RECORDS FOR THIS EXERCISE.
::::::::::

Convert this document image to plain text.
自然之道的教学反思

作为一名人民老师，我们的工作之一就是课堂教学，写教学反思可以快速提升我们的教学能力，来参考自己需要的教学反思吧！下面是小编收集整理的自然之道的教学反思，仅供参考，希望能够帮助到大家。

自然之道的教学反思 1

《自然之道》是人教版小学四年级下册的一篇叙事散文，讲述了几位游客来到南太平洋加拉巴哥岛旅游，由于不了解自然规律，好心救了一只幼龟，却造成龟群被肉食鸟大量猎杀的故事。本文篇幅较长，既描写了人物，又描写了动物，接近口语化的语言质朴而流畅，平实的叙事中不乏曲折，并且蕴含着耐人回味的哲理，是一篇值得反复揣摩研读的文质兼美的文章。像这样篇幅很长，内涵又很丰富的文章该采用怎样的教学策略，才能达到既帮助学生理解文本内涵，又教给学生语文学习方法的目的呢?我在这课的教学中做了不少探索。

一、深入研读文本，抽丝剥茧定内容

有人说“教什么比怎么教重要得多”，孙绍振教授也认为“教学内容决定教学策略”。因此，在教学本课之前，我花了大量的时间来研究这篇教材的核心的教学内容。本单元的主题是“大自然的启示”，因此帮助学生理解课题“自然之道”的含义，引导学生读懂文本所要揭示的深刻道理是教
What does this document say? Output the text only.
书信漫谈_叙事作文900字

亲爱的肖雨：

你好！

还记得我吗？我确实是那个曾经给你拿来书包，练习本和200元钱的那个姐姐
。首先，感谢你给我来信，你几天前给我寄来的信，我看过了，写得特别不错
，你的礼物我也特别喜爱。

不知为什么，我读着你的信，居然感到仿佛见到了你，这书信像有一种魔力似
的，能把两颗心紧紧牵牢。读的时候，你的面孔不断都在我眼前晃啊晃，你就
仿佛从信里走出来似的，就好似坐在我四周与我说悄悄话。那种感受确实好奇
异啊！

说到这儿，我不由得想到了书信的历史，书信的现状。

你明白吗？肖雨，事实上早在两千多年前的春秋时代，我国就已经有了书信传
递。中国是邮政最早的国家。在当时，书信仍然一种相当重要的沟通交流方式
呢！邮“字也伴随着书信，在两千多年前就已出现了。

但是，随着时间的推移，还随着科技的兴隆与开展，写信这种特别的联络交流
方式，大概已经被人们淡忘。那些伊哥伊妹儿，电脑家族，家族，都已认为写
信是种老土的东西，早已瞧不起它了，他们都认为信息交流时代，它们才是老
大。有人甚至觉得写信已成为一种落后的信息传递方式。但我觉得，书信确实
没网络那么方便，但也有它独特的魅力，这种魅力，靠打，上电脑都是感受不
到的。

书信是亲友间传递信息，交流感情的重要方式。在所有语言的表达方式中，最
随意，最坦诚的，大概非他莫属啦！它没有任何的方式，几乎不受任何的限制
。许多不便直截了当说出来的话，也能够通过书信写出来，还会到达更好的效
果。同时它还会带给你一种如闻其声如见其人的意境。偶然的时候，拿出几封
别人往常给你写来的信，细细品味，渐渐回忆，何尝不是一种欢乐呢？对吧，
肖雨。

::::::::::

TASK DESCRIPTION. Restate the whole of the material exactly.

OUTPUT OF THE TASK.
Convert this document image to plain text.
自然之道的教学反思

作为一名人民老师，我们的工作之一就是课堂教学，写教学反思可以快速提升我们的教学能力，来参考自己需要的教学反思吧！下面是小编收集整理的自然之道的教学反思，仅供参考，希望能够帮助到大家。

自然之道的教学反思 1

《自然之道》是人教版小学四年级下册的一篇叙事散文，讲述了几位游客来到南太平洋加拉巴哥岛旅游，由于不了解自然规律，好心救了一只幼龟，却造成龟群被肉食鸟大量猎杀的故事。本文篇幅较长，既描写了人物，又描写了动物，接近口语化的语言质朴而流畅，平实的叙事中不乏曲折，并且蕴含着耐人回味的哲理，是一篇值得反复揣摩研读的文质兼美的文章。像这样篇幅很长，内涵又很丰富的文章该采用怎样的教学策略，才能达到既帮助学生理解文本内涵，又教给学生语文学习方法的目的呢?我在这课的教学中做了不少探索。

一、深入研读文本，抽丝剥茧定内容

有人说“教什么比怎么教重要得多”，孙绍振教授也认为“教学内容决定教学策略”。因此，在教学本课之前，我花了大量的时间来研究这篇教材的核心的教学内容。本单元的主题是“大自然的启示”，因此帮助学生理解课题“自然之道”的含义，引导学生读懂文本所要揭示的深刻道理是教
What does this document say? Output the text only.
书信漫谈_叙事作文900字

亲爱的肖雨：

你好！

还记得我吗？我确实是那个曾经给你拿来书包，练习本和200元钱的那个姐姐
。首先，感谢你给我来信，你几天前给我寄来的信，我看过了，写得特别不错
，你的礼物我也特别喜爱。

不知为什么，我读着你的信，居然感到仿佛见到了你，这书信像有一种魔力似
的，能把两颗心紧紧牵牢。读的时候，你的面孔不断都在我眼前晃啊晃，你就
仿佛从信里走出来似的，就好似坐在我四周与我说悄悄话。那种感受确实好奇
异啊！

说到这儿，我不由得想到了书信的历史，书信的现状。

你明白吗？肖雨，事实上早在两千多年前的春秋时代，我国就已经有了书信传
递。中国是邮政最早的国家。在当时，书信仍然一种相当重要的沟通交流方式
呢！邮“字也伴随着书信，在两千多年前就已出现了。

但是，随着时间的推移，还随着科技的兴隆与开展，写信这种特别的联络交流
方式，大概已经被人们淡忘。那些伊哥伊妹儿，电脑家族，家族，都已认为写
信是种老土的东西，早已瞧不起它了，他们都认为信息交流时代，它们才是老
大。有人甚至觉得写信已成为一种落后的信息传递方式。但我觉得，书信确实
没网络那么方便，但也有它独特的魅力，这种魅力，靠打，上电脑都是感受不
到的。

书信是亲友间传递信息，交流感情的重要方式。在所有语言的表达方式中，最
随意，最坦诚的，大概非他莫属啦！它没有任何的方式，几乎不受任何的限制
。许多不便直截了当说出来的话，也能够通过书信写出来，还会到达更好的效
果。同时它还会带给你一种如闻其声如见其人的意境。偶然的时候，拿出几封
别人往常给你写来的信，细细品味，渐渐回忆，何尝不是一种欢乐呢？对吧，
肖雨。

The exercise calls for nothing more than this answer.